Aim of the task:
Rewrite the records below, putting "category-tab" wherever "tab-placeholder" appears and leaving everything else the same.

Dataset:
--- --- ---

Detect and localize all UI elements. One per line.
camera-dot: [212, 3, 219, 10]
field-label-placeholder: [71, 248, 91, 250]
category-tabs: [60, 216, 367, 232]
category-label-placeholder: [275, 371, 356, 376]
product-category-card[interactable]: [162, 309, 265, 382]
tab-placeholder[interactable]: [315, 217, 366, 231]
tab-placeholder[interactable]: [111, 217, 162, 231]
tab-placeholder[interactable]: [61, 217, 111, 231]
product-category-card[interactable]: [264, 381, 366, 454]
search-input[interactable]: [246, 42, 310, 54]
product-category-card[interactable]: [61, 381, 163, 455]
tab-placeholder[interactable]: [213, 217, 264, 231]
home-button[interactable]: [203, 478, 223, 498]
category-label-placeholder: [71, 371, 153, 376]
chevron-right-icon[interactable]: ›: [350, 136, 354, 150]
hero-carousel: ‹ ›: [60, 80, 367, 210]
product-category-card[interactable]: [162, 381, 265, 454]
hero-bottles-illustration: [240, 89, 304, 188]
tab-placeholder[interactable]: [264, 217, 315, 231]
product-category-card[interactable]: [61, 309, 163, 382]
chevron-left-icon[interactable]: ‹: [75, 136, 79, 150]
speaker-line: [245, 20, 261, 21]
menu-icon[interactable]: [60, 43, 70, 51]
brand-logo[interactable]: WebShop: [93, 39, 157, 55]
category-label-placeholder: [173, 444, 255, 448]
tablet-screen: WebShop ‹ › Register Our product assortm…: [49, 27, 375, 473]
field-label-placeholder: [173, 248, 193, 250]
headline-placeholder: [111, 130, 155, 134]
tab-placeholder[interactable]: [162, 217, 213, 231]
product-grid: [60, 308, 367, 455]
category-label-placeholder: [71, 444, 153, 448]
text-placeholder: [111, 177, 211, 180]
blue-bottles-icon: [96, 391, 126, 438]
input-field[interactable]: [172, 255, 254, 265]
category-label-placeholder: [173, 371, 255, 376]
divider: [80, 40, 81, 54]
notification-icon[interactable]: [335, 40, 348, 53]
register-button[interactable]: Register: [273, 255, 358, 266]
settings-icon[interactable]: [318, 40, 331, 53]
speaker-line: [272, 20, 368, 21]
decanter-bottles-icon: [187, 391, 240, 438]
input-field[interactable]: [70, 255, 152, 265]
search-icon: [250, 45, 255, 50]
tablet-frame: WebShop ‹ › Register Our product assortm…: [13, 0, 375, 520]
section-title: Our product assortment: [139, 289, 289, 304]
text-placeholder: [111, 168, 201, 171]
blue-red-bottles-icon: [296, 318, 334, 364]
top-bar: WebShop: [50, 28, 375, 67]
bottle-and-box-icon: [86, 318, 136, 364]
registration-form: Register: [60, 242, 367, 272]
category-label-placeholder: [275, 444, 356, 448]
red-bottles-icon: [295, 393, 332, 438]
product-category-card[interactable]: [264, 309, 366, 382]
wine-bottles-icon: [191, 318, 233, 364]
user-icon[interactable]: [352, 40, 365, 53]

--- --- ---

Right answer:
Detect and localize all UI elements. One per line.
camera-dot: [212, 3, 219, 10]
field-label-placeholder: [71, 248, 91, 250]
category-tabs: [60, 216, 367, 232]
category-label-placeholder: [275, 371, 356, 376]
product-category-card[interactable]: [162, 309, 265, 382]
category-tab[interactable]: [315, 217, 366, 231]
category-tab[interactable]: [111, 217, 162, 231]
category-tab[interactable]: [61, 217, 111, 231]
product-category-card[interactable]: [264, 381, 366, 454]
search-input[interactable]: [246, 42, 310, 54]
product-category-card[interactable]: [61, 381, 163, 455]
category-tab[interactable]: [213, 217, 264, 231]
home-button[interactable]: [203, 478, 223, 498]
category-label-placeholder: [71, 371, 153, 376]
chevron-right-icon[interactable]: ›: [350, 136, 354, 150]
hero-carousel: ‹ ›: [60, 80, 367, 210]
product-category-card[interactable]: [162, 381, 265, 454]
hero-bottles-illustration: [240, 89, 304, 188]
category-tab[interactable]: [264, 217, 315, 231]
product-category-card[interactable]: [61, 309, 163, 382]
chevron-left-icon[interactable]: ‹: [75, 136, 79, 150]
speaker-line: [245, 20, 261, 21]
menu-icon[interactable]: [60, 43, 70, 51]
brand-logo[interactable]: WebShop: [93, 39, 157, 55]
category-label-placeholder: [173, 444, 255, 448]
tablet-screen: WebShop ‹ › Register Our product assortm…: [49, 27, 375, 473]
field-label-placeholder: [173, 248, 193, 250]
headline-placeholder: [111, 130, 155, 134]
category-tab[interactable]: [162, 217, 213, 231]
product-grid: [60, 308, 367, 455]
category-label-placeholder: [71, 444, 153, 448]
text-placeholder: [111, 177, 211, 180]
blue-bottles-icon: [96, 391, 126, 438]
input-field[interactable]: [172, 255, 254, 265]
category-label-placeholder: [173, 371, 255, 376]
divider: [80, 40, 81, 54]
notification-icon[interactable]: [335, 40, 348, 53]
register-button[interactable]: Register: [273, 255, 358, 266]
settings-icon[interactable]: [318, 40, 331, 53]
speaker-line: [272, 20, 368, 21]
decanter-bottles-icon: [187, 391, 240, 438]
input-field[interactable]: [70, 255, 152, 265]
search-icon: [250, 45, 255, 50]
tablet-frame: WebShop ‹ › Register Our product assortm…: [13, 0, 375, 520]
section-title: Our product assortment: [139, 289, 289, 304]
text-placeholder: [111, 168, 201, 171]
blue-red-bottles-icon: [296, 318, 334, 364]
top-bar: WebShop: [50, 28, 375, 67]
bottle-and-box-icon: [86, 318, 136, 364]
registration-form: Register: [60, 242, 367, 272]
category-label-placeholder: [275, 444, 356, 448]
red-bottles-icon: [295, 393, 332, 438]
product-category-card[interactable]: [264, 309, 366, 382]
wine-bottles-icon: [191, 318, 233, 364]
user-icon[interactable]: [352, 40, 365, 53]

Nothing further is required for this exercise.